Your task is to give the data again, exactly, with every line intact.

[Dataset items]
________________________
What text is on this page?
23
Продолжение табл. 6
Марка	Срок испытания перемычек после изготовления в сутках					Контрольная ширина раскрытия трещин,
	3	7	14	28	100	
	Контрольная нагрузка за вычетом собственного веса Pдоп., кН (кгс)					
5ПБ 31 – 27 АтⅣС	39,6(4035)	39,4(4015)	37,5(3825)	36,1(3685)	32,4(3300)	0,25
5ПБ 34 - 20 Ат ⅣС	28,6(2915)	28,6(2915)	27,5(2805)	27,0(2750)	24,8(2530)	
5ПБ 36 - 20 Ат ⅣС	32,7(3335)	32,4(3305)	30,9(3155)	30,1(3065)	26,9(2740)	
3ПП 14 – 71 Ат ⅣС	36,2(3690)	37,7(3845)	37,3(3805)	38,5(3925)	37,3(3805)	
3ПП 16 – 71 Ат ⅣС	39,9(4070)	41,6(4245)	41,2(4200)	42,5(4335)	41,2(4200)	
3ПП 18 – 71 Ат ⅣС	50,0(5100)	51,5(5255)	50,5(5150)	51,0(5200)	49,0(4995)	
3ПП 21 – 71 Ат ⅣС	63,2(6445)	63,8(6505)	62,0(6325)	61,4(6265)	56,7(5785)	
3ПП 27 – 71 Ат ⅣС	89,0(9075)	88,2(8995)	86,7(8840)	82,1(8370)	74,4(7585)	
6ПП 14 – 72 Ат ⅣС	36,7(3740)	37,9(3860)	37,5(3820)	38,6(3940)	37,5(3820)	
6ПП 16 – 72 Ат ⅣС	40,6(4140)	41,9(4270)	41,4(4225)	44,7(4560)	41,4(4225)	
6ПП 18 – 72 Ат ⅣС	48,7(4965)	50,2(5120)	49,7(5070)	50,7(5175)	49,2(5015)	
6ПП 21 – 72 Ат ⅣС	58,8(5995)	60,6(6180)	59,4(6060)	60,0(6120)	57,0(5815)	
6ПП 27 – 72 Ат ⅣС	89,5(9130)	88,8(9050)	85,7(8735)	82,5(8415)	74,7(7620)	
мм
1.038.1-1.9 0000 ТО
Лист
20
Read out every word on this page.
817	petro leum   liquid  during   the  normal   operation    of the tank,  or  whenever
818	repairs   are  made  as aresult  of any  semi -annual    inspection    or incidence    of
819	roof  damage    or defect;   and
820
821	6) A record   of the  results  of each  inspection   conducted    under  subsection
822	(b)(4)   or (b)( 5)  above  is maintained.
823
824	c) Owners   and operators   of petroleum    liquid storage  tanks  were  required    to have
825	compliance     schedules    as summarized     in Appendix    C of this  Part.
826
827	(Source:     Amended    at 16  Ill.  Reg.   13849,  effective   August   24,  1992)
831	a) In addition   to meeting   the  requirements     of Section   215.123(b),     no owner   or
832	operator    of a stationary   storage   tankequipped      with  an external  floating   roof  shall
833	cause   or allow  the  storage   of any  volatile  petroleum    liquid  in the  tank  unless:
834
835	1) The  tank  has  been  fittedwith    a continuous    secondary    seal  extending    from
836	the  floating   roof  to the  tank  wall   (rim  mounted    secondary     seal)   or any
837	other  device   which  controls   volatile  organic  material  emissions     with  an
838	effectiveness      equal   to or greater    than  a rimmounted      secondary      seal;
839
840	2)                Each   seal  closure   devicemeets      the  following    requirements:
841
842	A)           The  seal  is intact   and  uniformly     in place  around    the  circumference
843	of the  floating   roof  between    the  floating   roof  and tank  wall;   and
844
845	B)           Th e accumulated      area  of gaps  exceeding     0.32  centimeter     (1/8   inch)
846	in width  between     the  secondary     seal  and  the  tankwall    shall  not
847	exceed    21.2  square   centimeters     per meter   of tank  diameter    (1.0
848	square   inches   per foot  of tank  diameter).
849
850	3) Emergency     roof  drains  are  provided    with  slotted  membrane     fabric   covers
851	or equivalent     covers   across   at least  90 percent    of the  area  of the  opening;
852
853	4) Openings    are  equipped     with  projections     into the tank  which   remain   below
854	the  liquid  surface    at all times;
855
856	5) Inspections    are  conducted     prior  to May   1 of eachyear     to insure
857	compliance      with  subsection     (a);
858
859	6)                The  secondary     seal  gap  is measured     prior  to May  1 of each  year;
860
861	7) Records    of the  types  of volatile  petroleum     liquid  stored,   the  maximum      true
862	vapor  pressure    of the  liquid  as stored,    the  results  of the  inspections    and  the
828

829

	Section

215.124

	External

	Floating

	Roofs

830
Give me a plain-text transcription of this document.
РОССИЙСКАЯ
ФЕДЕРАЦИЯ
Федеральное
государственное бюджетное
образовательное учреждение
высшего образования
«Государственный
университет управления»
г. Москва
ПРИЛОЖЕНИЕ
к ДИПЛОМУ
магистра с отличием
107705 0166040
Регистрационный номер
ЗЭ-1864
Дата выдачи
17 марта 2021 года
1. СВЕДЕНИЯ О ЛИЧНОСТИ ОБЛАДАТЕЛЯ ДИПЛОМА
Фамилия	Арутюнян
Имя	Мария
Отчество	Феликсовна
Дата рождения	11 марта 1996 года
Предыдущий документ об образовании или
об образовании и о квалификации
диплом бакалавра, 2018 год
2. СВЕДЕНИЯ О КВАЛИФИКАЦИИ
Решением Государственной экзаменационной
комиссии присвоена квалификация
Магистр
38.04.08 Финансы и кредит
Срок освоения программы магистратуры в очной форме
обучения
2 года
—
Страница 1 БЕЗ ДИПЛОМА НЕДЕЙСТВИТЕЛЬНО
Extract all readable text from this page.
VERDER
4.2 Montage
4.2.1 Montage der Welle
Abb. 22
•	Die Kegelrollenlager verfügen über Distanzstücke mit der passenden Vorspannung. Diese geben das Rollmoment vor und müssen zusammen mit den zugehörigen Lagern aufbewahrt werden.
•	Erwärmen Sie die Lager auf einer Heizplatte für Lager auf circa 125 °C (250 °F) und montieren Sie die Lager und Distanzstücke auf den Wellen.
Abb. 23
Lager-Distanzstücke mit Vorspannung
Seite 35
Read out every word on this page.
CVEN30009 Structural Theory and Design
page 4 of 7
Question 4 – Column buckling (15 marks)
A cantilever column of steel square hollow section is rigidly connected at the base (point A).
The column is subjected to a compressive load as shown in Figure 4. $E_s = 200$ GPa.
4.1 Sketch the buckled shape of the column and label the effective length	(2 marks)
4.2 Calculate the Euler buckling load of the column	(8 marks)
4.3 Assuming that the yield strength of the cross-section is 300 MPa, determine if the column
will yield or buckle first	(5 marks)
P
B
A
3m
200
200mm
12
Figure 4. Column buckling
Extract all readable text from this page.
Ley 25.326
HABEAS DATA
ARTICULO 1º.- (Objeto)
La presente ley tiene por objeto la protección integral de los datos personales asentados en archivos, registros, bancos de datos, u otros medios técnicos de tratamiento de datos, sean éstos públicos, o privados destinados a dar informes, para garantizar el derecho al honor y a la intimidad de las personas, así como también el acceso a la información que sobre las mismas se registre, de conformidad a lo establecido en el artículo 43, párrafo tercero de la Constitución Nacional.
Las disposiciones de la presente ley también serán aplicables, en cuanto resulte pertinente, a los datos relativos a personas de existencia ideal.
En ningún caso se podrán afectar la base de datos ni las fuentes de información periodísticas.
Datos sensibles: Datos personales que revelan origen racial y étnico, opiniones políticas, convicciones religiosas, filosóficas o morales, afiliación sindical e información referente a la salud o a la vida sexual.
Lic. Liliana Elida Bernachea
________________________
*Reply to the task*
What text is on this page?
23
Продолжение табл. 6
Марка	Срок испытания перемычек после изготовления в сутках					Контрольная ширина раскрытия трещин,
	3	7	14	28	100	
	Контрольная нагрузка за вычетом собственного веса Pдоп., кН (кгс)					
5ПБ 31 – 27 АтⅣС	39,6(4035)	39,4(4015)	37,5(3825)	36,1(3685)	32,4(3300)	0,25
5ПБ 34 - 20 Ат ⅣС	28,6(2915)	28,6(2915)	27,5(2805)	27,0(2750)	24,8(2530)	
5ПБ 36 - 20 Ат ⅣС	32,7(3335)	32,4(3305)	30,9(3155)	30,1(3065)	26,9(2740)	
3ПП 14 – 71 Ат ⅣС	36,2(3690)	37,7(3845)	37,3(3805)	38,5(3925)	37,3(3805)	
3ПП 16 – 71 Ат ⅣС	39,9(4070)	41,6(4245)	41,2(4200)	42,5(4335)	41,2(4200)	
3ПП 18 – 71 Ат ⅣС	50,0(5100)	51,5(5255)	50,5(5150)	51,0(5200)	49,0(4995)	
3ПП 21 – 71 Ат ⅣС	63,2(6445)	63,8(6505)	62,0(6325)	61,4(6265)	56,7(5785)	
3ПП 27 – 71 Ат ⅣС	89,0(9075)	88,2(8995)	86,7(8840)	82,1(8370)	74,4(7585)	
6ПП 14 – 72 Ат ⅣС	36,7(3740)	37,9(3860)	37,5(3820)	38,6(3940)	37,5(3820)	
6ПП 16 – 72 Ат ⅣС	40,6(4140)	41,9(4270)	41,4(4225)	44,7(4560)	41,4(4225)	
6ПП 18 – 72 Ат ⅣС	48,7(4965)	50,2(5120)	49,7(5070)	50,7(5175)	49,2(5015)	
6ПП 21 – 72 Ат ⅣС	58,8(5995)	60,6(6180)	59,4(6060)	60,0(6120)	57,0(5815)	
6ПП 27 – 72 Ат ⅣС	89,5(9130)	88,8(9050)	85,7(8735)	82,5(8415)	74,7(7620)	
мм
1.038.1-1.9 0000 ТО
Лист
20
Read out every word on this page.
817	petro leum   liquid  during   the  normal   operation    of the tank,  or  whenever
818	repairs   are  made  as aresult  of any  semi -annual    inspection    or incidence    of
819	roof  damage    or defect;   and
820
821	6) A record   of the  results  of each  inspection   conducted    under  subsection
822	(b)(4)   or (b)( 5)  above  is maintained.
823
824	c) Owners   and operators   of petroleum    liquid storage  tanks  were  required    to have
825	compliance     schedules    as summarized     in Appendix    C of this  Part.
826
827	(Source:     Amended    at 16  Ill.  Reg.   13849,  effective   August   24,  1992)
831	a) In addition   to meeting   the  requirements     of Section   215.123(b),     no owner   or
832	operator    of a stationary   storage   tankequipped      with  an external  floating   roof  shall
833	cause   or allow  the  storage   of any  volatile  petroleum    liquid  in the  tank  unless:
834
835	1) The  tank  has  been  fittedwith    a continuous    secondary    seal  extending    from
836	the  floating   roof  to the  tank  wall   (rim  mounted    secondary     seal)   or any
837	other  device   which  controls   volatile  organic  material  emissions     with  an
838	effectiveness      equal   to or greater    than  a rimmounted      secondary      seal;
839
840	2)                Each   seal  closure   devicemeets      the  following    requirements:
841
842	A)           The  seal  is intact   and  uniformly     in place  around    the  circumference
843	of the  floating   roof  between    the  floating   roof  and tank  wall;   and
844
845	B)           Th e accumulated      area  of gaps  exceeding     0.32  centimeter     (1/8   inch)
846	in width  between     the  secondary     seal  and  the  tankwall    shall  not
847	exceed    21.2  square   centimeters     per meter   of tank  diameter    (1.0
848	square   inches   per foot  of tank  diameter).
849
850	3) Emergency     roof  drains  are  provided    with  slotted  membrane     fabric   covers
851	or equivalent     covers   across   at least  90 percent    of the  area  of the  opening;
852
853	4) Openings    are  equipped     with  projections     into the tank  which   remain   below
854	the  liquid  surface    at all times;
855
856	5) Inspections    are  conducted     prior  to May   1 of eachyear     to insure
857	compliance      with  subsection     (a);
858
859	6)                The  secondary     seal  gap  is measured     prior  to May  1 of each  year;
860
861	7) Records    of the  types  of volatile  petroleum     liquid  stored,   the  maximum      true
862	vapor  pressure    of the  liquid  as stored,    the  results  of the  inspections    and  the
828

829

	Section

215.124

	External

	Floating

	Roofs

830
Give me a plain-text transcription of this document.
РОССИЙСКАЯ
ФЕДЕРАЦИЯ
Федеральное
государственное бюджетное
образовательное учреждение
высшего образования
«Государственный
университет управления»
г. Москва
ПРИЛОЖЕНИЕ
к ДИПЛОМУ
магистра с отличием
107705 0166040
Регистрационный номер
ЗЭ-1864
Дата выдачи
17 марта 2021 года
1. СВЕДЕНИЯ О ЛИЧНОСТИ ОБЛАДАТЕЛЯ ДИПЛОМА
Фамилия	Арутюнян
Имя	Мария
Отчество	Феликсовна
Дата рождения	11 марта 1996 года
Предыдущий документ об образовании или
об образовании и о квалификации
диплом бакалавра, 2018 год
2. СВЕДЕНИЯ О КВАЛИФИКАЦИИ
Решением Государственной экзаменационной
комиссии присвоена квалификация
Магистр
38.04.08 Финансы и кредит
Срок освоения программы магистратуры в очной форме
обучения
2 года
—
Страница 1 БЕЗ ДИПЛОМА НЕДЕЙСТВИТЕЛЬНО
Extract all readable text from this page.
VERDER
4.2 Montage
4.2.1 Montage der Welle
Abb. 22
•	Die Kegelrollenlager verfügen über Distanzstücke mit der passenden Vorspannung. Diese geben das Rollmoment vor und müssen zusammen mit den zugehörigen Lagern aufbewahrt werden.
•	Erwärmen Sie die Lager auf einer Heizplatte für Lager auf circa 125 °C (250 °F) und montieren Sie die Lager und Distanzstücke auf den Wellen.
Abb. 23
Lager-Distanzstücke mit Vorspannung
Seite 35
Read out every word on this page.
CVEN30009 Structural Theory and Design
page 4 of 7
Question 4 – Column buckling (15 marks)
A cantilever column of steel square hollow section is rigidly connected at the base (point A).
The column is subjected to a compressive load as shown in Figure 4. $E_s = 200$ GPa.
4.1 Sketch the buckled shape of the column and label the effective length	(2 marks)
4.2 Calculate the Euler buckling load of the column	(8 marks)
4.3 Assuming that the yield strength of the cross-section is 300 MPa, determine if the column
will yield or buckle first	(5 marks)
P
B
A
3m
200
200mm
12
Figure 4. Column buckling
Extract all readable text from this page.
Ley 25.326
HABEAS DATA
ARTICULO 1º.- (Objeto)
La presente ley tiene por objeto la protección integral de los datos personales asentados en archivos, registros, bancos de datos, u otros medios técnicos de tratamiento de datos, sean éstos públicos, o privados destinados a dar informes, para garantizar el derecho al honor y a la intimidad de las personas, así como también el acceso a la información que sobre las mismas se registre, de conformidad a lo establecido en el artículo 43, párrafo tercero de la Constitución Nacional.
Las disposiciones de la presente ley también serán aplicables, en cuanto resulte pertinente, a los datos relativos a personas de existencia ideal.
En ningún caso se podrán afectar la base de datos ni las fuentes de información periodísticas.
Datos sensibles: Datos personales que revelan origen racial y étnico, opiniones políticas, convicciones religiosas, filosóficas o morales, afiliación sindical e información referente a la salud o a la vida sexual.
Lic. Liliana Elida Bernachea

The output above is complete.